▶ Instructions for the task:
Count the lines below that contain the word "JSON" and give only the number.

====== Dataset extract ======

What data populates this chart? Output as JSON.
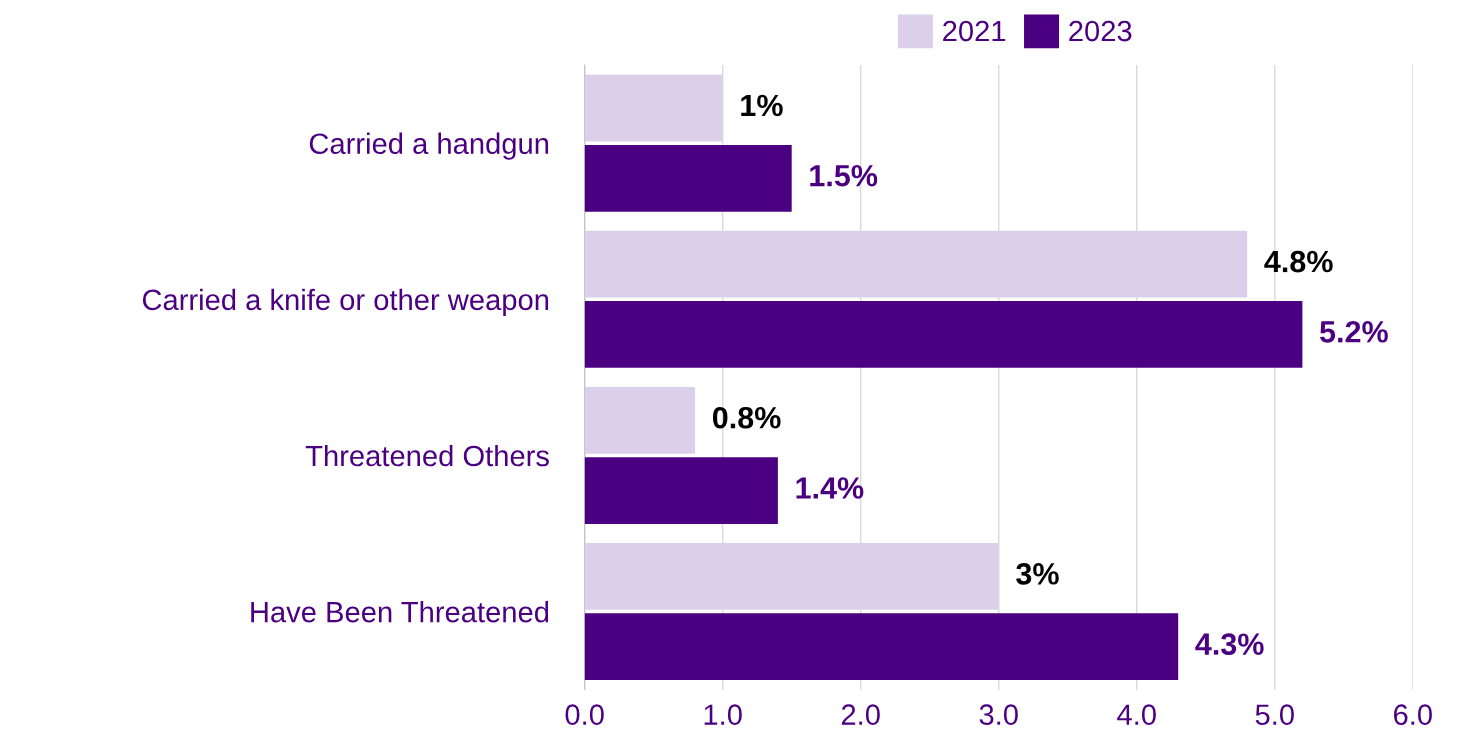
{
  "chart_data": {
    "type": "bar",
    "orientation": "horizontal",
    "categories": [
      "Carried a handgun",
      "Carried a knife or other weapon",
      "Threatened Others",
      "Have Been Threatened"
    ],
    "series": [
      {
        "name": "2021",
        "color": "#dccfea",
        "values": [
          1,
          4.8,
          0.8,
          3
        ],
        "value_labels": [
          "1%",
          "4.8%",
          "0.8%",
          "3%"
        ]
      },
      {
        "name": "2023",
        "color": "#4b0082",
        "values": [
          1.5,
          5.2,
          1.4,
          4.3
        ],
        "value_labels": [
          "1.5%",
          "5.2%",
          "1.4%",
          "4.3%"
        ]
      }
    ],
    "xlim": [
      0,
      6
    ],
    "xticks": [
      {
        "value": 0,
        "label": "0.0"
      },
      {
        "value": 1,
        "label": "1.0"
      },
      {
        "value": 2,
        "label": "2.0"
      },
      {
        "value": 3,
        "label": "3.0"
      },
      {
        "value": 4,
        "label": "4.0"
      },
      {
        "value": 5,
        "label": "5.0"
      },
      {
        "value": 6,
        "label": "6.0"
      }
    ],
    "grid": "x",
    "legend": "top"
  }
}
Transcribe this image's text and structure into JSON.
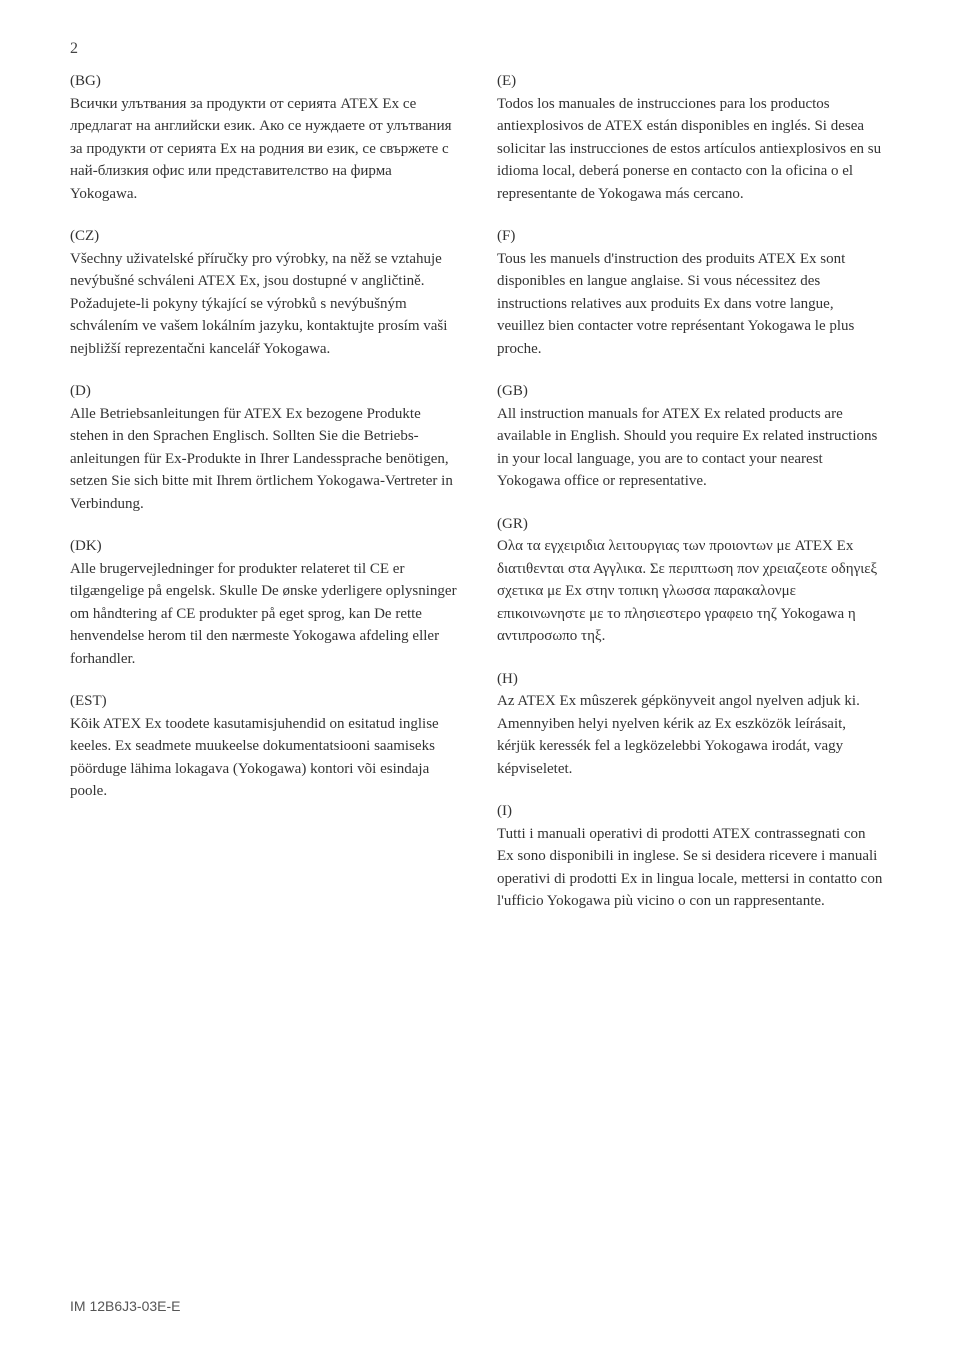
{
  "page_number": "2",
  "doc_id": "IM 12B6J3-03E-E",
  "left_column": [
    {
      "code": "(BG)",
      "text": "Всички улътвания за продукти от серията ATEX Ex се лредлагат на английски език. Ако се нуждаете от улътвания за продукти от серията Ex на родния ви език, се свържете с най-близкия офис или представителство на фирма Yokogawa."
    },
    {
      "code": "(CZ)",
      "text": "Všechny uživatelské příručky pro výrobky, na něž se vztahuje nevýbušné schváleni ATEX Ex, jsou dostupné v angličtině. Požadujete-li pokyny týkající se výrobků s nevýbušným schválením ve vašem lokálním jazyku, kontaktujte prosím vaši nejbližší reprezentačni kancelář Yokogawa."
    },
    {
      "code": "(D)",
      "text": "Alle Betriebsanleitungen für ATEX Ex bezogene Produkte stehen in den Sprachen Englisch. Sollten Sie die Betriebs- anleitungen für Ex-Produkte in Ihrer Landessprache benötigen, setzen Sie sich bitte mit Ihrem örtlichem Yokogawa-Vertreter in Verbindung."
    },
    {
      "code": "(DK)",
      "text": "Alle brugervejledninger for produkter relateret til CE er tilgængelige på engelsk. Skulle De ønske yderligere oplysninger om håndtering af CE produkter på  eget sprog, kan De rette henvendelse herom til den nærmeste Yokogawa afdeling eller forhandler."
    },
    {
      "code": "(EST)",
      "text": "Kõik ATEX Ex toodete kasutamisjuhendid on esitatud inglise keeles. Ex seadmete muukeelse dokumentatsiooni saamiseks pöörduge lähima lokagava (Yokogawa) kontori või esindaja poole."
    }
  ],
  "right_column": [
    {
      "code": "(E)",
      "text": "Todos los manuales de instrucciones para los productos antiexplosivos de ATEX están disponibles en inglés. Si desea solicitar las instrucciones de estos artículos antiexplosivos en su idioma local, deberá ponerse en  contacto con la oficina o el representante de Yokogawa más cercano."
    },
    {
      "code": "(F)",
      "text": "Tous les manuels d'instruction des produits ATEX Ex sont disponibles en langue anglaise. Si vous nécessitez des instructions relatives aux produits Ex dans votre langue, veuillez bien contacter votre représentant Yokogawa le plus proche."
    },
    {
      "code": "(GB)",
      "text": "All instruction manuals for ATEX Ex related products are available in English. Should you require Ex related instructions in your local language, you are to contact your nearest Yokogawa office or representative."
    },
    {
      "code": "(GR)",
      "text": "Ολα τα εγχειριδια λειτουργιας των προιοντων με ATEX Ex διατιθενται  στα Αγγλικα. Σε περιπτωση πον χρειαζεοτε οδηγιεξ σχετικα με Ex στην τοπικη γλωσσα παρακαλονμε επικοινωνηστε με το πλησιεστερο γραφειο τηζ Yokogawa η αντιπροσωπο τηξ."
    },
    {
      "code": "(H)",
      "text": "Az ATEX Ex mûszerek gépkönyveit angol nyelven adjuk ki. Amennyiben helyi nyelven kérik az Ex eszközök leírásait, kérjük keressék fel a legközelebbi Yokogawa irodát, vagy képviseletet."
    },
    {
      "code": "(I)",
      "text": "Tutti i manuali operativi di prodotti ATEX contrassegnati con Ex sono disponibili in inglese. Se si desidera ricevere i manuali operativi di prodotti Ex in lingua locale, mettersi in contatto con l'ufficio Yokogawa più vicino o con un rappresentante."
    }
  ]
}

======

▶ Solution to this exercise:
2